Stored records:
--- Start ---

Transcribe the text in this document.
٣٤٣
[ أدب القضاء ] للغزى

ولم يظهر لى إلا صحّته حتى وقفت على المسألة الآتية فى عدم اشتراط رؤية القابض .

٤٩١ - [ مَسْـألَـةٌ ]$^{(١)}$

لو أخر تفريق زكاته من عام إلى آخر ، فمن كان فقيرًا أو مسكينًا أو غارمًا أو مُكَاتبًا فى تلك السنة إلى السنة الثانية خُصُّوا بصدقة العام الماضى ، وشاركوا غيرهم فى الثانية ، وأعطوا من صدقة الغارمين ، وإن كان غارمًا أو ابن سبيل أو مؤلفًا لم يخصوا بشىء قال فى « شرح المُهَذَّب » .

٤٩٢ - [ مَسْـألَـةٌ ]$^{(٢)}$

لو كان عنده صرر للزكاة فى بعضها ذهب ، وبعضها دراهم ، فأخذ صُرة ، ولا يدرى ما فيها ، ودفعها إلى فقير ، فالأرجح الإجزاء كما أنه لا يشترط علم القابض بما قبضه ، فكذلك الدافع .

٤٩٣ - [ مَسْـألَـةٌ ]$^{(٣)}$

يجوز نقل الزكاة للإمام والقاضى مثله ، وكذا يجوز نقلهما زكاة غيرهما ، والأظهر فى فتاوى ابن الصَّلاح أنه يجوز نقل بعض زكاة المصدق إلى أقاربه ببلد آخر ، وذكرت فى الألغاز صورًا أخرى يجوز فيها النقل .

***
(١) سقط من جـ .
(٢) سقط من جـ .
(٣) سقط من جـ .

--- End ---

Exercise goal: Return all the lines that contain the string "فيها".

Answer in full:
لو كان عنده صرر للزكاة فى بعضها ذهب ، وبعضها دراهم ، فأخذ صُرة ، ولا يدرى ما فيها ، ودفعها إلى فقير ، فالأرجح الإجزاء كما أنه لا يشترط علم القابض بما قبضه ، فكذلك الدافع .
يجوز نقل الزكاة للإمام والقاضى مثله ، وكذا يجوز نقلهما زكاة غيرهما ، والأظهر فى فتاوى ابن الصَّلاح أنه يجوز نقل بعض زكاة المصدق إلى أقاربه ببلد آخر ، وذكرت فى الألغاز صورًا أخرى يجوز فيها النقل .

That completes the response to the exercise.